Dataset extract:
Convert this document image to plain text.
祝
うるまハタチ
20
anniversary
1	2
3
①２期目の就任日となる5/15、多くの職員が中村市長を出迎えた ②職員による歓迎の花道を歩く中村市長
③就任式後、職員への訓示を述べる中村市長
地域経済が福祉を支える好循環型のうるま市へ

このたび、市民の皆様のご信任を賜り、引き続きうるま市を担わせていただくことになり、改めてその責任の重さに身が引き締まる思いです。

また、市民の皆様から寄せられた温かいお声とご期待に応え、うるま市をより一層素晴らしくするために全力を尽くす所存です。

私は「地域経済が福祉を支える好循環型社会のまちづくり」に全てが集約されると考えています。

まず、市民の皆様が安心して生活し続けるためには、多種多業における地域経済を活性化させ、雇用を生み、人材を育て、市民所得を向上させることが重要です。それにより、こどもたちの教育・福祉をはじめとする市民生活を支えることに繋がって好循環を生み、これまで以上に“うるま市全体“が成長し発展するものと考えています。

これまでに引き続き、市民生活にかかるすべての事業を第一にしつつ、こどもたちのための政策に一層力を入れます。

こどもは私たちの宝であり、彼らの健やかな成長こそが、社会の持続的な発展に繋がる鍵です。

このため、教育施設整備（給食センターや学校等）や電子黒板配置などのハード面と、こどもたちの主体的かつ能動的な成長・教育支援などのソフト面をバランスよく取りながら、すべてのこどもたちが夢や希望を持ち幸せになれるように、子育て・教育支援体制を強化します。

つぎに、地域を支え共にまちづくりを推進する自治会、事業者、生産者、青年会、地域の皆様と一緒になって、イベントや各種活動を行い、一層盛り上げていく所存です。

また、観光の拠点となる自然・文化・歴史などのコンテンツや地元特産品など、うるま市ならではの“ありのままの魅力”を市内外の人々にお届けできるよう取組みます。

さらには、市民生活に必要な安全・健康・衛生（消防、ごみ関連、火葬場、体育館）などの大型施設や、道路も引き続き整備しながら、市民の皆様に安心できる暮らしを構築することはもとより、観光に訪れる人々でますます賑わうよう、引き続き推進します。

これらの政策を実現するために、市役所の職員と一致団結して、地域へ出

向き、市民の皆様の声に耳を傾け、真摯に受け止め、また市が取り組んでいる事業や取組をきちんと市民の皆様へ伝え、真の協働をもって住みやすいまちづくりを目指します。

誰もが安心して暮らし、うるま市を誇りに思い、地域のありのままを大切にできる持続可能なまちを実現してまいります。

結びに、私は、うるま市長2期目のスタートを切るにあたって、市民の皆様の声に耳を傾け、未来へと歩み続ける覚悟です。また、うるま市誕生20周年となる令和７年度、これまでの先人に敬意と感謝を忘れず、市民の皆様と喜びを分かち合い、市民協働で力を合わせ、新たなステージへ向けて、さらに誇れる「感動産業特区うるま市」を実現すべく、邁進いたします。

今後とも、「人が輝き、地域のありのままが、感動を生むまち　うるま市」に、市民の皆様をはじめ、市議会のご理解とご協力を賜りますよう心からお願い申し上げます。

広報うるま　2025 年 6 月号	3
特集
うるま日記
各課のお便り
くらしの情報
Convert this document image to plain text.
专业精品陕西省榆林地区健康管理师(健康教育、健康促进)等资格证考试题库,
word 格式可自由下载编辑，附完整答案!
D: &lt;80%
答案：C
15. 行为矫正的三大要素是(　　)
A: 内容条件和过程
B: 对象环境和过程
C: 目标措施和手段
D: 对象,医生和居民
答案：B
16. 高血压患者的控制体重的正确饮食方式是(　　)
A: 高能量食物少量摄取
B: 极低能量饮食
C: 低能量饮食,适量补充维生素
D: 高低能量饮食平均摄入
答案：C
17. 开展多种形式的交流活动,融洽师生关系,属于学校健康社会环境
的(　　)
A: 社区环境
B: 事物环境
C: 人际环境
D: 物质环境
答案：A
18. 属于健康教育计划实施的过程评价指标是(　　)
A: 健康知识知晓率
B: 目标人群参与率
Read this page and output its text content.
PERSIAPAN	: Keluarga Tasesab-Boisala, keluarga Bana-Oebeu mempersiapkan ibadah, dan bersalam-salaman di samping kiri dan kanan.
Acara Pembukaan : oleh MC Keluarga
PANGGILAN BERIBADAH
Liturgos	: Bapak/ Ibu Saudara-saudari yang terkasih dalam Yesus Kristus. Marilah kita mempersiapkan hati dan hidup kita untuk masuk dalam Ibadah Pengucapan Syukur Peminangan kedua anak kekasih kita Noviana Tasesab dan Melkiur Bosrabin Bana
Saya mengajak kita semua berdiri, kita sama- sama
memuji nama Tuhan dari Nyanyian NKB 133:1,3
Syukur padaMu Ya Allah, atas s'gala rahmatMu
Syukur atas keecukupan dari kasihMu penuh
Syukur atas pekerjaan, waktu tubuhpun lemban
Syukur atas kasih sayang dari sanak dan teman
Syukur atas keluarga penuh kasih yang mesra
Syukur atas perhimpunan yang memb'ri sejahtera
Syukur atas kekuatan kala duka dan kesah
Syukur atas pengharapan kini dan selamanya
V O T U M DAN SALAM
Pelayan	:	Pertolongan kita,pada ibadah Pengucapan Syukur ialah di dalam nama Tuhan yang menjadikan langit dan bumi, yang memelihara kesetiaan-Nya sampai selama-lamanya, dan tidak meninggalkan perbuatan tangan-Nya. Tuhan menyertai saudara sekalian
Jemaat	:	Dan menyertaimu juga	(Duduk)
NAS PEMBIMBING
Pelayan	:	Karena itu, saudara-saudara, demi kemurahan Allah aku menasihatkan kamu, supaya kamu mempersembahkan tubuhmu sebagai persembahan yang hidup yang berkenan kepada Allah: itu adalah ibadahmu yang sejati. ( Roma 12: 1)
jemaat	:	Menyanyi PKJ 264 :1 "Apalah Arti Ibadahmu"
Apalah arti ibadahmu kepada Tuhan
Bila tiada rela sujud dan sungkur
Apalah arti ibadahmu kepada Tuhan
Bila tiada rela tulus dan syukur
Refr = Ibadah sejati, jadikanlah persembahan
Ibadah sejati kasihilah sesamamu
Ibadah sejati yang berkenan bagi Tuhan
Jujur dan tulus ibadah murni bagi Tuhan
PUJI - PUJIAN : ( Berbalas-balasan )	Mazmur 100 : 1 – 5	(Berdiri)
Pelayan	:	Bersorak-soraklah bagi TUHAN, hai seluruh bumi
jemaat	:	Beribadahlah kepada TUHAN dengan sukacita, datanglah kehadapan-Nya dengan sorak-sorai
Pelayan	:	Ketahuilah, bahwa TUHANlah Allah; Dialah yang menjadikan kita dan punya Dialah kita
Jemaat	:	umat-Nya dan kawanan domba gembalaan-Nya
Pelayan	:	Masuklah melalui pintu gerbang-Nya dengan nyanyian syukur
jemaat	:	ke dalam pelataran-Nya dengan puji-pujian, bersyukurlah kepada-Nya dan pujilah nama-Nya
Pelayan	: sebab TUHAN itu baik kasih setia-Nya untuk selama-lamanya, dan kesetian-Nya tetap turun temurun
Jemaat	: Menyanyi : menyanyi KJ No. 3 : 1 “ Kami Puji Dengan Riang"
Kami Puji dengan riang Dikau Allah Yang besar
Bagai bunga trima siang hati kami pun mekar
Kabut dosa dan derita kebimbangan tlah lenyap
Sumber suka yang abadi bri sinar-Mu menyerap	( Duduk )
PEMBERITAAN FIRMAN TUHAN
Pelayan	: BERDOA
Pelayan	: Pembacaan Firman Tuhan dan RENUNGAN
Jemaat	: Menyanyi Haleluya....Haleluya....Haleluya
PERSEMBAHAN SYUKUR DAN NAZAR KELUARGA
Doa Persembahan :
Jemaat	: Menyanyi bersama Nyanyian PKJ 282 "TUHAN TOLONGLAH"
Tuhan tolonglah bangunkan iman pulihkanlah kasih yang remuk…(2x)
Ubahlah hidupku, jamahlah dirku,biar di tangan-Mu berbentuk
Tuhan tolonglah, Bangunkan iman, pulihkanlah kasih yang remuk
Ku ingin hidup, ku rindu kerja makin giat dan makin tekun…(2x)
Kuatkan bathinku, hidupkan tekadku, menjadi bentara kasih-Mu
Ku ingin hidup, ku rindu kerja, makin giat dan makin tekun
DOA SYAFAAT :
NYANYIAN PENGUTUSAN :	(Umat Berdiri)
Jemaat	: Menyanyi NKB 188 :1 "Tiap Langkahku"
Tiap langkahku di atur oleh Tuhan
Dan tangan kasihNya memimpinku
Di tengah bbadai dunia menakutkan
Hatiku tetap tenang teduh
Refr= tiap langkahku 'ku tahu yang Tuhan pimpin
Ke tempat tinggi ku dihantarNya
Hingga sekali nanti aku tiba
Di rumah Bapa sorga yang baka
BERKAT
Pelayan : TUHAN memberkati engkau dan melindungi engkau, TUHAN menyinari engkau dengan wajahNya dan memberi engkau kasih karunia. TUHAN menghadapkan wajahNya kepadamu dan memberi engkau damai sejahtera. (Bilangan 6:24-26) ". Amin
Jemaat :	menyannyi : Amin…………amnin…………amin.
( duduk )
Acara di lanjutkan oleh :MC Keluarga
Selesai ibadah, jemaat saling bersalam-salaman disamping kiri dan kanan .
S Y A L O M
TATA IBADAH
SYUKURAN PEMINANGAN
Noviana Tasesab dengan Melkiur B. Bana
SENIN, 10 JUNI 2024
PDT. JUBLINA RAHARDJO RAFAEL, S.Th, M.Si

Exercise prompt: Pick out the lines containing the string "Noviana".

Task solution:
Liturgos	: Bapak/ Ibu Saudara-saudari yang terkasih dalam Yesus Kristus. Marilah kita mempersiapkan hati dan hidup kita untuk masuk dalam Ibadah Pengucapan Syukur Peminangan kedua anak kekasih kita Noviana Tasesab dan Melkiur Bosrabin Bana
Noviana Tasesab dengan Melkiur B. Bana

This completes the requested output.